■ **WORK INSTRUCTIONS**
All records must be quoted exactly. Omit the pictures.

:: EXERCISE DATA ::

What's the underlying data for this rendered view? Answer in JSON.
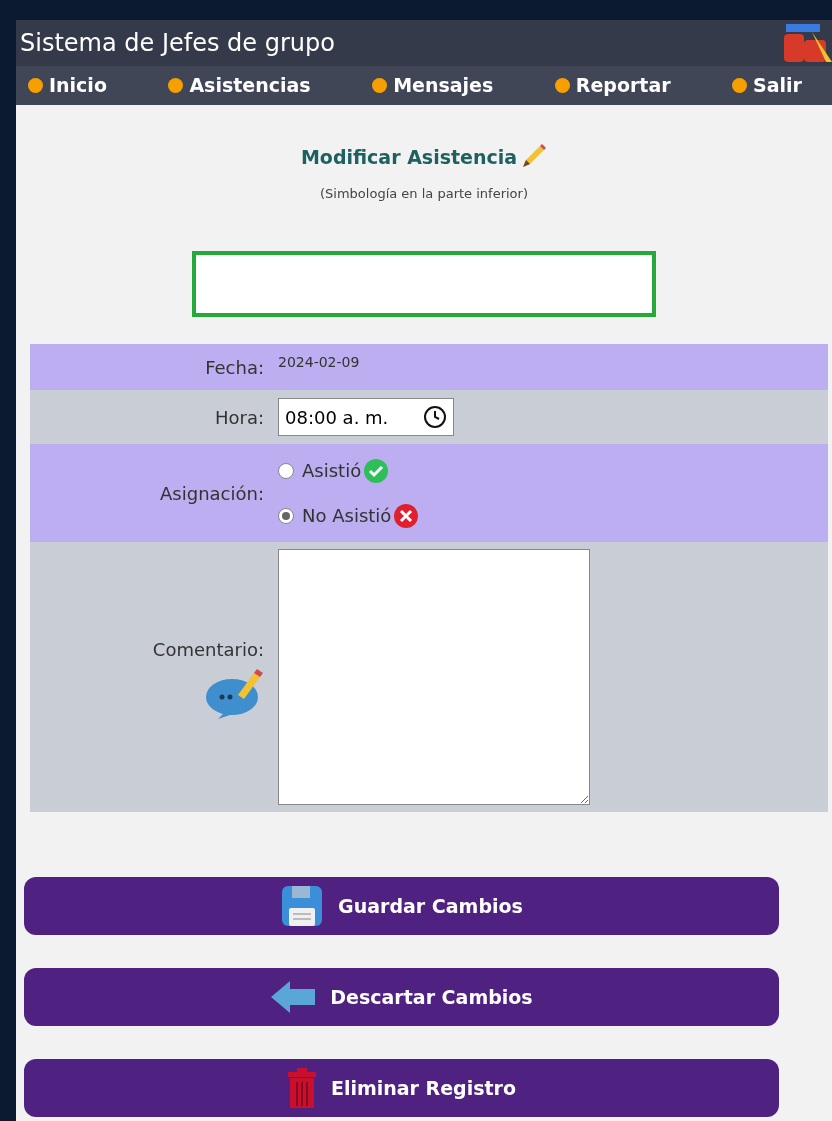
{
  "header": {
    "title": "Sistema de Jefes de grupo"
  },
  "nav": [
    "Inicio",
    "Asistencias",
    "Mensajes",
    "Reportar",
    "Salir"
  ],
  "heading": "Modificar Asistencia",
  "subheading": "(Simbología en la parte inferior)",
  "form": {
    "fecha": {
      "label": "Fecha:",
      "value": "2024-02-09"
    },
    "hora": {
      "label": "Hora:",
      "value": "08:00 a. m."
    },
    "asignacion": {
      "label": "Asignación:",
      "options": [
        {
          "label": "Asistió",
          "kind": "present",
          "selected": false
        },
        {
          "label": "No Asistió",
          "kind": "absent",
          "selected": true
        }
      ]
    },
    "comentario": {
      "label": "Comentario:"
    }
  },
  "buttons": [
    {
      "label": "Guardar Cambios",
      "kind": "save"
    },
    {
      "label": "Descartar Cambios",
      "kind": "back"
    },
    {
      "label": "Eliminar Registro",
      "kind": "delete"
    }
  ]
}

:::

■ **EXERCISE OUTPUT**
What's the underlying data for this rendered view? Answer in JSON.
{
  "header": {
    "title": "Sistema de Jefes de grupo"
  },
  "nav": [
    "Inicio",
    "Asistencias",
    "Mensajes",
    "Reportar",
    "Salir"
  ],
  "heading": "Modificar Asistencia",
  "subheading": "(Simbología en la parte inferior)",
  "form": {
    "fecha": {
      "label": "Fecha:",
      "value": "2024-02-09"
    },
    "hora": {
      "label": "Hora:",
      "value": "08:00 a. m."
    },
    "asignacion": {
      "label": "Asignación:",
      "options": [
        {
          "label": "Asistió",
          "kind": "present",
          "selected": false
        },
        {
          "label": "No Asistió",
          "kind": "absent",
          "selected": true
        }
      ]
    },
    "comentario": {
      "label": "Comentario:"
    }
  },
  "buttons": [
    {
      "label": "Guardar Cambios",
      "kind": "save"
    },
    {
      "label": "Descartar Cambios",
      "kind": "back"
    },
    {
      "label": "Eliminar Registro",
      "kind": "delete"
    }
  ]
}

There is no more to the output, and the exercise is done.